(TASK TO CARRY OUT) Look through the listing and locate every line containing the word "Performance"; copy those lines.

[Collected data]
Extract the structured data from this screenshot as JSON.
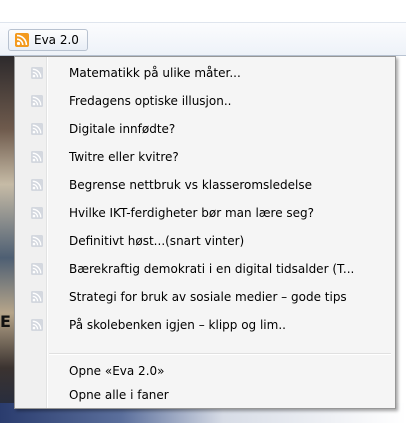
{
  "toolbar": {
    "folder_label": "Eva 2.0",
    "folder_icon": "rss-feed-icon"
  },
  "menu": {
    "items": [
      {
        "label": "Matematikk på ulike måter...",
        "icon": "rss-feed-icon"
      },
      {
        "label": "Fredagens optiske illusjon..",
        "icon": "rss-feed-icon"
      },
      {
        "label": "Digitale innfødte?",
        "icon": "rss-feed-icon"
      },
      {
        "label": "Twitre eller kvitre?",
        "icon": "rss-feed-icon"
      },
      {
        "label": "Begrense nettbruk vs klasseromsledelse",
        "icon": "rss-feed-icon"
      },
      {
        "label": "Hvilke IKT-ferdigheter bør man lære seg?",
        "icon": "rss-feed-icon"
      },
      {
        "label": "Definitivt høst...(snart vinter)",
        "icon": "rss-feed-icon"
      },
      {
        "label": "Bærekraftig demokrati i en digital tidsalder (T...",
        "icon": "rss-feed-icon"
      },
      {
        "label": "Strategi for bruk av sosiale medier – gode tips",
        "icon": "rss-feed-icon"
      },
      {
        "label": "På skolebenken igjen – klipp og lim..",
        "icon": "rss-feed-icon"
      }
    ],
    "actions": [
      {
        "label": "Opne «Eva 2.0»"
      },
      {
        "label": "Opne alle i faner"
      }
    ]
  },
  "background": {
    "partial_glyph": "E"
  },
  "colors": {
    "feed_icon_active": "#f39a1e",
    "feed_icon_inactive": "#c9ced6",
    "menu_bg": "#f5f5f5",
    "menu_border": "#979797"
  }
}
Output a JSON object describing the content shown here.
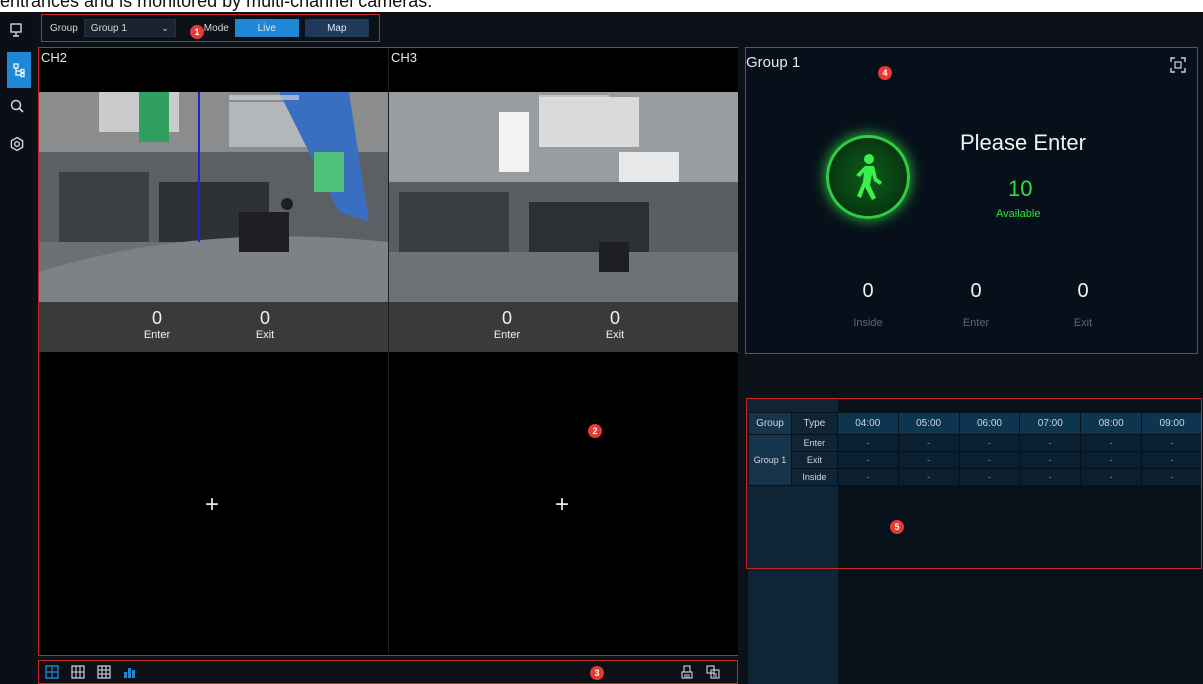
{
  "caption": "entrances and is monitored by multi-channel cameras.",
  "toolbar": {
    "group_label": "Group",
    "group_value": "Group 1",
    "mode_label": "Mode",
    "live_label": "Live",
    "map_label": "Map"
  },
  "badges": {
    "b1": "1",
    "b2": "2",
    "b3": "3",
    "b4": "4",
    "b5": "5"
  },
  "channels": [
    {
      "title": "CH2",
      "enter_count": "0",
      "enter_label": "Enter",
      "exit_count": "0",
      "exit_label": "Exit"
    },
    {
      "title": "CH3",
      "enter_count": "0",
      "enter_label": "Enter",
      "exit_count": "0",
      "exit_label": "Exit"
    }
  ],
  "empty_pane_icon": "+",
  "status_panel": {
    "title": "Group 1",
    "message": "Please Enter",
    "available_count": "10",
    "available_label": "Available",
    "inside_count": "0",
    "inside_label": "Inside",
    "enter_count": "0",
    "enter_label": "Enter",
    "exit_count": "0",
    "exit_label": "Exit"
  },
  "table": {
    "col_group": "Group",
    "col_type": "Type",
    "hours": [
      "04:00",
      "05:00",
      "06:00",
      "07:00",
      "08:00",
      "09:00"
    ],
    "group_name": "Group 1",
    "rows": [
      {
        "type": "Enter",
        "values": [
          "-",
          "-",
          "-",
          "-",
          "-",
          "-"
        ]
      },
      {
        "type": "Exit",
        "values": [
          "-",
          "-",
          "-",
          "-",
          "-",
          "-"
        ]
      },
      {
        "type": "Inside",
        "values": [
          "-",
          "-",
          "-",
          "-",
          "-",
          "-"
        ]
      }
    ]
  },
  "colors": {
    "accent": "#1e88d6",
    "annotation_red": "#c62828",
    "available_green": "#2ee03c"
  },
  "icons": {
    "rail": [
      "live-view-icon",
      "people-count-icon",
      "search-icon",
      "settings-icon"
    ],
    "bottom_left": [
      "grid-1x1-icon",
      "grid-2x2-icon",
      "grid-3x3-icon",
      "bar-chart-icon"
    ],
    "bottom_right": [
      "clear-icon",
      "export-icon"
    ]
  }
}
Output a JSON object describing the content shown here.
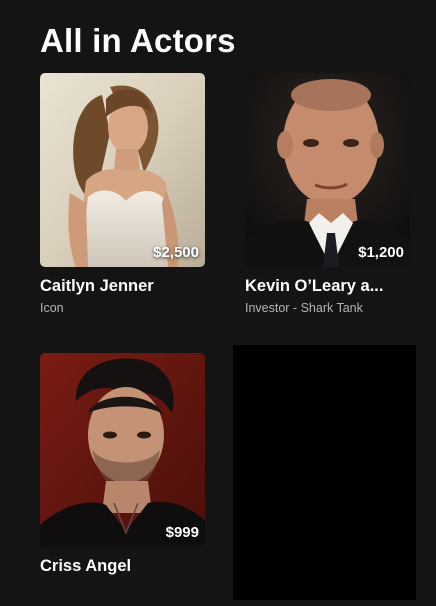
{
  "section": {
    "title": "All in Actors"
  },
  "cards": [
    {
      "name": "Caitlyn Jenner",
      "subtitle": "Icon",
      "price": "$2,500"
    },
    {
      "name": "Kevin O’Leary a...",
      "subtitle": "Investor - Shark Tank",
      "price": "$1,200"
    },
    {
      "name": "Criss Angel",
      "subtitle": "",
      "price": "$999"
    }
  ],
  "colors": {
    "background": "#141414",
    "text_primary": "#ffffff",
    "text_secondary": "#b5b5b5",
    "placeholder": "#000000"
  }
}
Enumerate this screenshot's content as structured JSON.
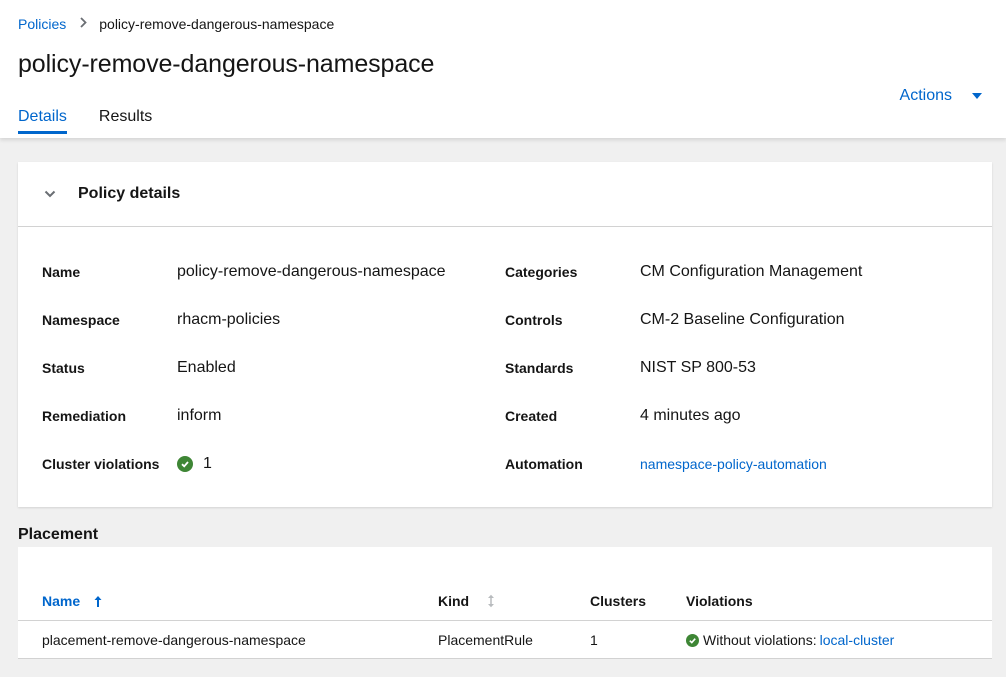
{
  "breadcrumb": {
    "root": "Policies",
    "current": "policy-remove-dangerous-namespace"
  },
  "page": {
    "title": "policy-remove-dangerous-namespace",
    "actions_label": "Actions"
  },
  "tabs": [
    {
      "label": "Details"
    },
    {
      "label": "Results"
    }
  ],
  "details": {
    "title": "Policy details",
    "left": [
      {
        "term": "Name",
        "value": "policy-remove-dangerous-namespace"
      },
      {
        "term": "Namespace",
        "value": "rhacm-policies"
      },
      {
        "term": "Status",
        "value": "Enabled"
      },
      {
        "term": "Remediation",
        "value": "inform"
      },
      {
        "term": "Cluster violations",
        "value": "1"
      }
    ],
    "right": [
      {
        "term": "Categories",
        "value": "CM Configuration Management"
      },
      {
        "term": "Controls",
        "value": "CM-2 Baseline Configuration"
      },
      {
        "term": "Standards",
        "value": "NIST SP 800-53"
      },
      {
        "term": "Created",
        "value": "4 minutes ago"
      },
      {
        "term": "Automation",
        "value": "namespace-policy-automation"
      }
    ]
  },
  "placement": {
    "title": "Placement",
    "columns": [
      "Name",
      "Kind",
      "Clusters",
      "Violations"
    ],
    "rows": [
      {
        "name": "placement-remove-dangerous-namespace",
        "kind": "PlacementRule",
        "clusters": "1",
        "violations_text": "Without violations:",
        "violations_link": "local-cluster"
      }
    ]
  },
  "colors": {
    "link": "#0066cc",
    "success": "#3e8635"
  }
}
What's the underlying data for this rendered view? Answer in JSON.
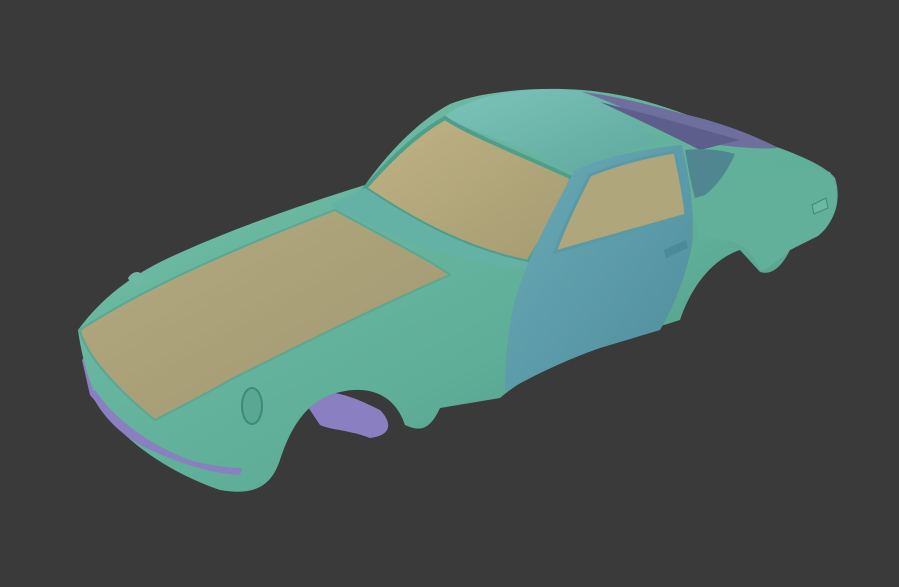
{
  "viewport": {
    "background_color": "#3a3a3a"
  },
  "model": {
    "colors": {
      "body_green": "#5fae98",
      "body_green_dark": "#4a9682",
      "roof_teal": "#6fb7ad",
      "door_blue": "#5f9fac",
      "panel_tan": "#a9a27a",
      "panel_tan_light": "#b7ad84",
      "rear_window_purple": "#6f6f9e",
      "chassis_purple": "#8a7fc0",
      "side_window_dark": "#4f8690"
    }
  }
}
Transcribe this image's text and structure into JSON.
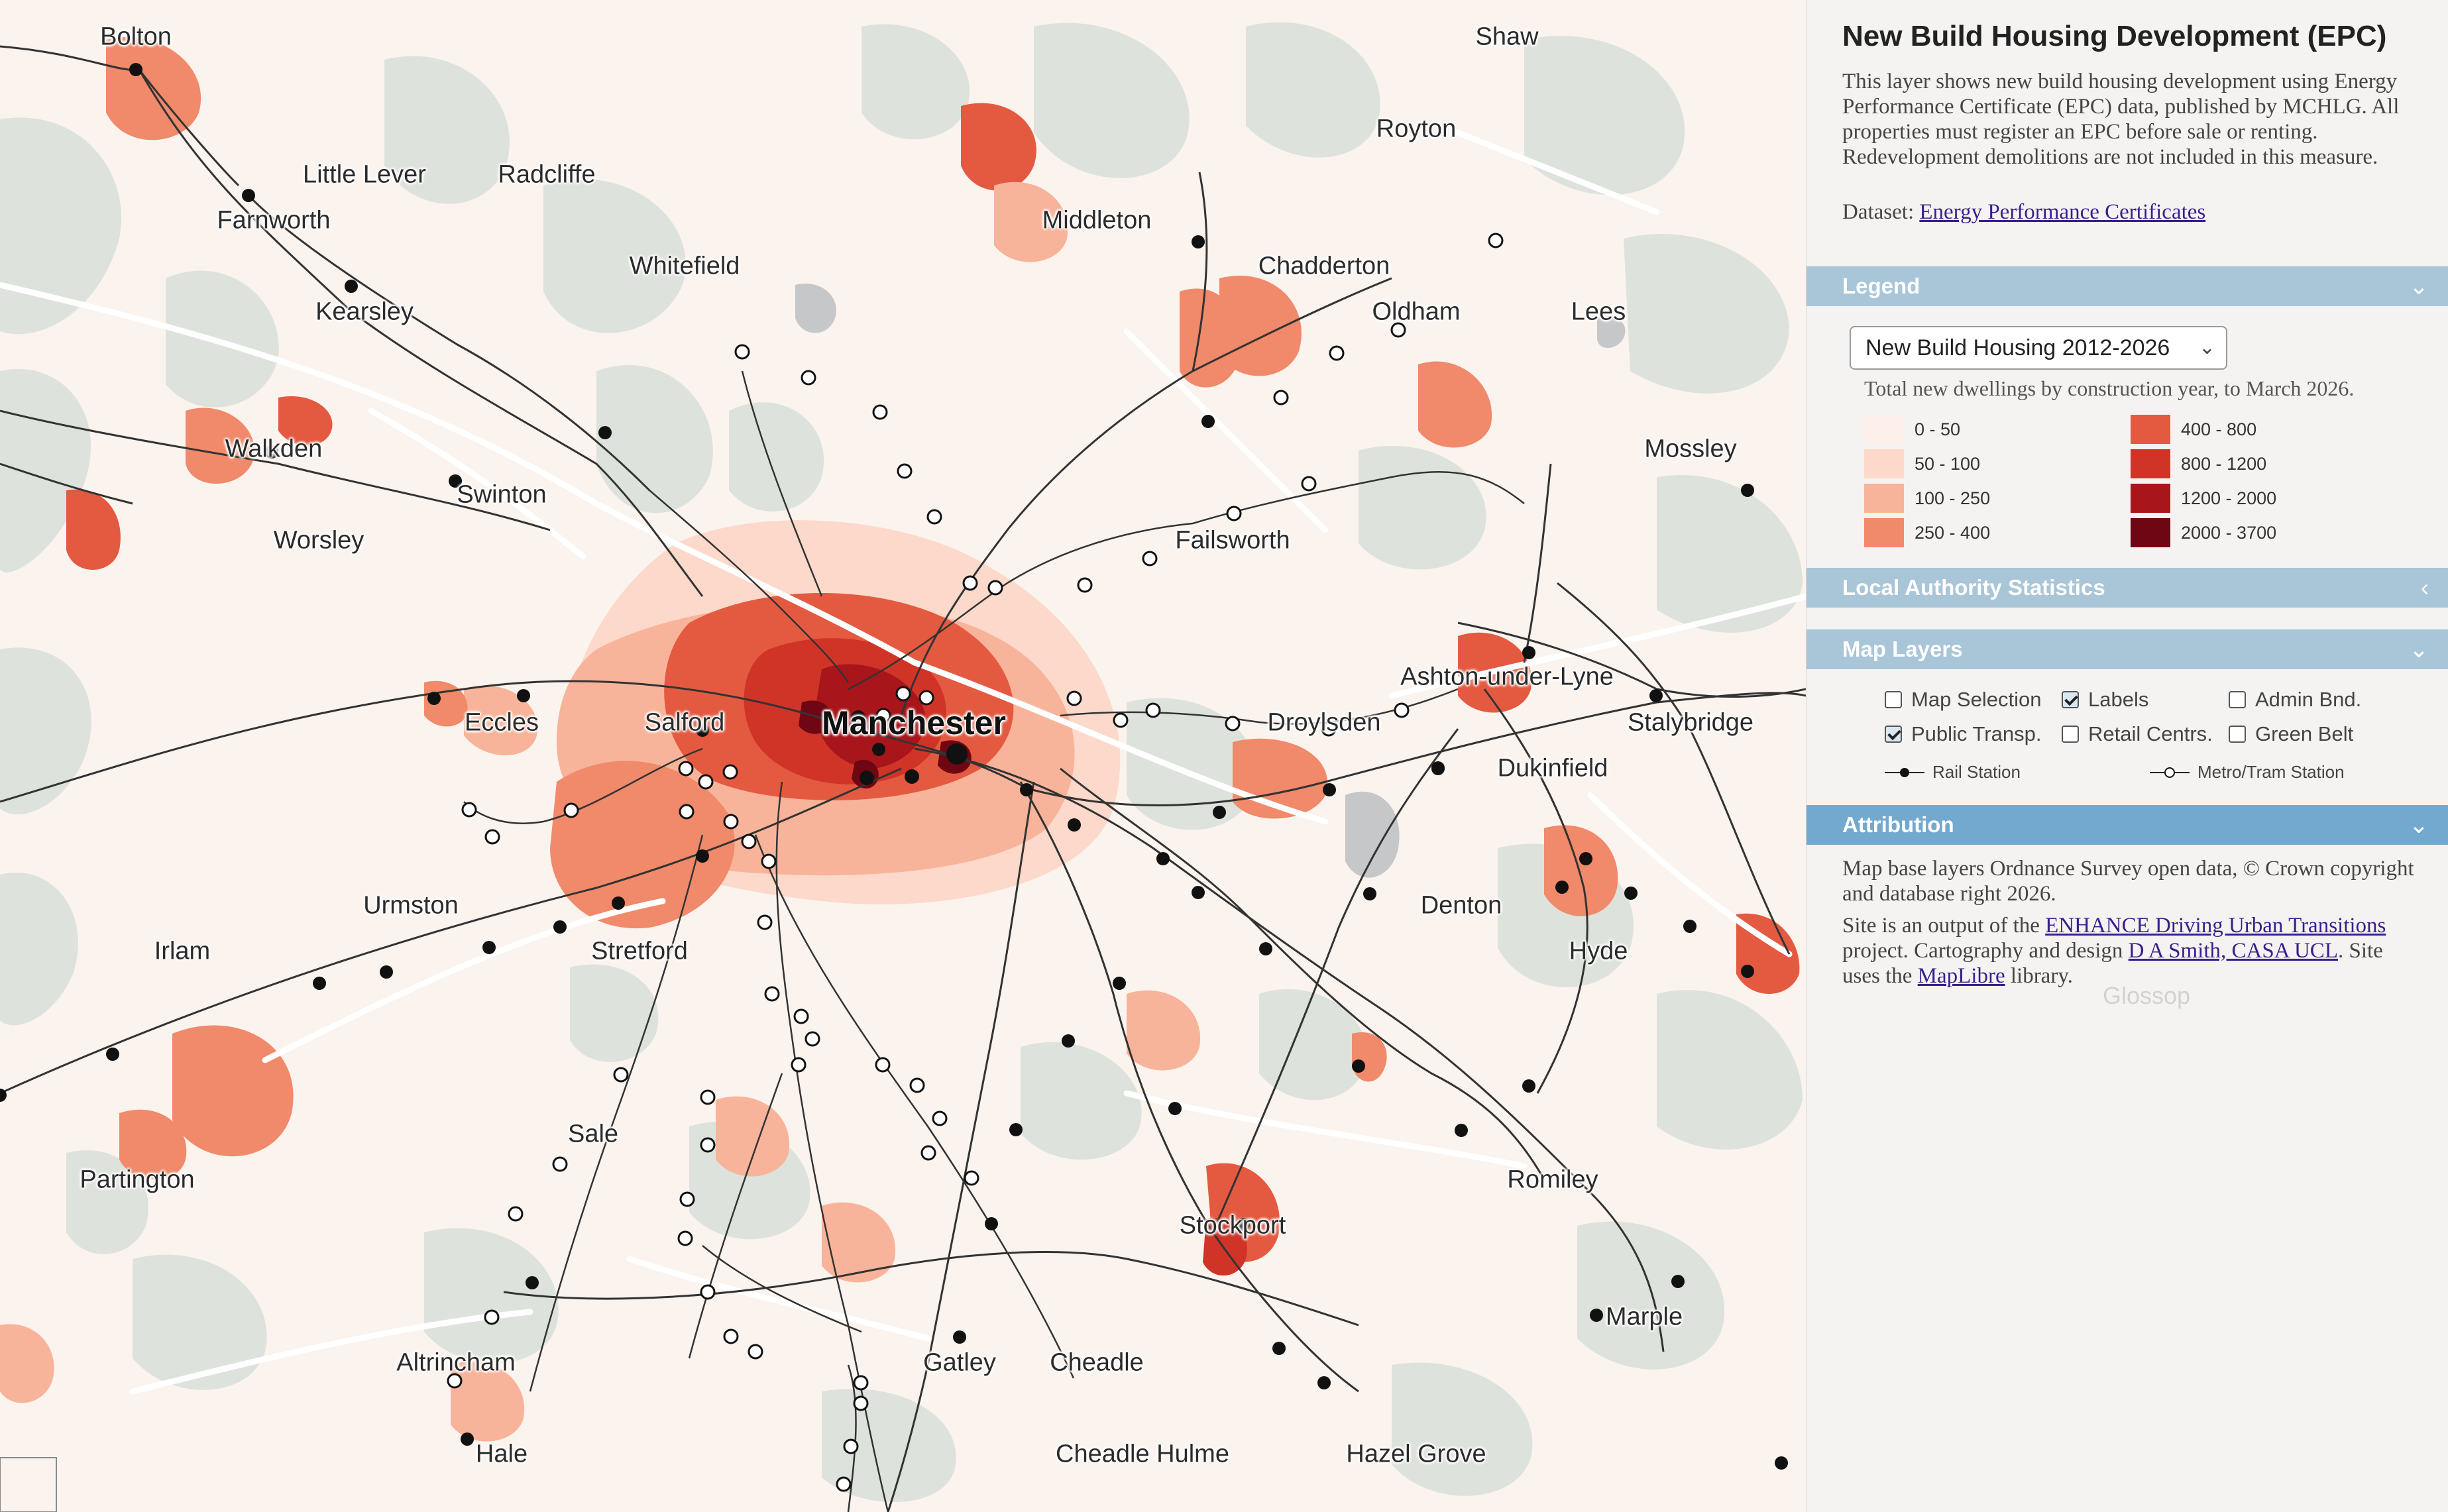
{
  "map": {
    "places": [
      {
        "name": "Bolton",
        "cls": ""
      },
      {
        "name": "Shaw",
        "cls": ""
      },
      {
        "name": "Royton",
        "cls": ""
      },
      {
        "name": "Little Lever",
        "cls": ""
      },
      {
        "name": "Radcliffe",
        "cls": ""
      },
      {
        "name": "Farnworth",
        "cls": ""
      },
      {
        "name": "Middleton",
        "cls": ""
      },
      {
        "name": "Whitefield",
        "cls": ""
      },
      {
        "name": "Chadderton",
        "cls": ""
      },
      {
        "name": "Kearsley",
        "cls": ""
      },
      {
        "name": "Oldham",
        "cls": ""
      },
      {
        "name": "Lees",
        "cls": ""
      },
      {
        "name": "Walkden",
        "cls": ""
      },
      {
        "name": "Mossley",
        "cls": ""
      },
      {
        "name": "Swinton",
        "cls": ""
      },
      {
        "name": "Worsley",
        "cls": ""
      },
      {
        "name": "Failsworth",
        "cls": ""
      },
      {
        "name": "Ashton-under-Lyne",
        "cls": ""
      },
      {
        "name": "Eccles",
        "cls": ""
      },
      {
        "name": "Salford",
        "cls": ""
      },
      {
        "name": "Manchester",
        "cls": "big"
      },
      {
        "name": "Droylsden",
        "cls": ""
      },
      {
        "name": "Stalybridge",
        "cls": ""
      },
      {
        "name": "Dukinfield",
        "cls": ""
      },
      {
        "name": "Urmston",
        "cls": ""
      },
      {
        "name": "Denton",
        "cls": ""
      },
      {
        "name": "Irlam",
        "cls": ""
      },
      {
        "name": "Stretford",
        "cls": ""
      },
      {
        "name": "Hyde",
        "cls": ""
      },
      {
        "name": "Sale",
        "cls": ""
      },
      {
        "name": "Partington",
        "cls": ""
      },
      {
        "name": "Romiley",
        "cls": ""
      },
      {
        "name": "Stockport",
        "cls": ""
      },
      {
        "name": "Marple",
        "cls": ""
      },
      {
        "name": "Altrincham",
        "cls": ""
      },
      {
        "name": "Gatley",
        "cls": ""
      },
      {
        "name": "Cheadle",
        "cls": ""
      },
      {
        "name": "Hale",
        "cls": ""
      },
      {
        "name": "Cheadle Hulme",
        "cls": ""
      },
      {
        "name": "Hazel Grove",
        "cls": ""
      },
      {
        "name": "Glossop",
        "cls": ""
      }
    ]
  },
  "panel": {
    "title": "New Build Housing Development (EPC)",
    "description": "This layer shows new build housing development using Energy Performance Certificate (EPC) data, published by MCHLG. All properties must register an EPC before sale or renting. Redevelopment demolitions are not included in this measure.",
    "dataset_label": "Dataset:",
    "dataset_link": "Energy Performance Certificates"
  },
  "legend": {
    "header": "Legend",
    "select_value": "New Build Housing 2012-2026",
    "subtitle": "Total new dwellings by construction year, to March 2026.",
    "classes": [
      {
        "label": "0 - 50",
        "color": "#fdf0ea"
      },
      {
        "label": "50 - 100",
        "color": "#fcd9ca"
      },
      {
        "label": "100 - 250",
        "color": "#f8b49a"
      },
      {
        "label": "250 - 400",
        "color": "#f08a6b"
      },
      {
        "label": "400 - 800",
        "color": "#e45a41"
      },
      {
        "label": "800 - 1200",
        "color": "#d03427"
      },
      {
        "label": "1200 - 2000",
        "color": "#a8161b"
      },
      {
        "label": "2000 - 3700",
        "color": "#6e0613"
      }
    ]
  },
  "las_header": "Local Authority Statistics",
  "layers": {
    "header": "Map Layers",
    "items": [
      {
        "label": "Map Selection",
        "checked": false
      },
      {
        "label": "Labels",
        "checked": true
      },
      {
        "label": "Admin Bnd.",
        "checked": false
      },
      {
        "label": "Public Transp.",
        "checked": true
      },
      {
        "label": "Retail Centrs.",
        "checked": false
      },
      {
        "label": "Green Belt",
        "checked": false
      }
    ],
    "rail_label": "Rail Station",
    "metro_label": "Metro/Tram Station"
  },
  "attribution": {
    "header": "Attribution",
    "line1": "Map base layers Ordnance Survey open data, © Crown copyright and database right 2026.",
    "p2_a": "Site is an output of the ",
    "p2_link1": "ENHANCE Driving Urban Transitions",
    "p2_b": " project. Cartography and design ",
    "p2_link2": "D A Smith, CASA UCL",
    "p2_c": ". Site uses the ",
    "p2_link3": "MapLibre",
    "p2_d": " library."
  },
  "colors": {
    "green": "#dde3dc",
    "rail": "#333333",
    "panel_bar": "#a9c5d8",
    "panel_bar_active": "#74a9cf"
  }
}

(RESULT OF THIS TASK)
    "description": "This layer shows new build housing development using Energy Performance Certificate (EPC) data, published by MCHLG. All properties must register an EPC before sale or renting. Redevelopment demolitions are not included in this measure.",
    "dataset_link": "Energy Performance Certificates"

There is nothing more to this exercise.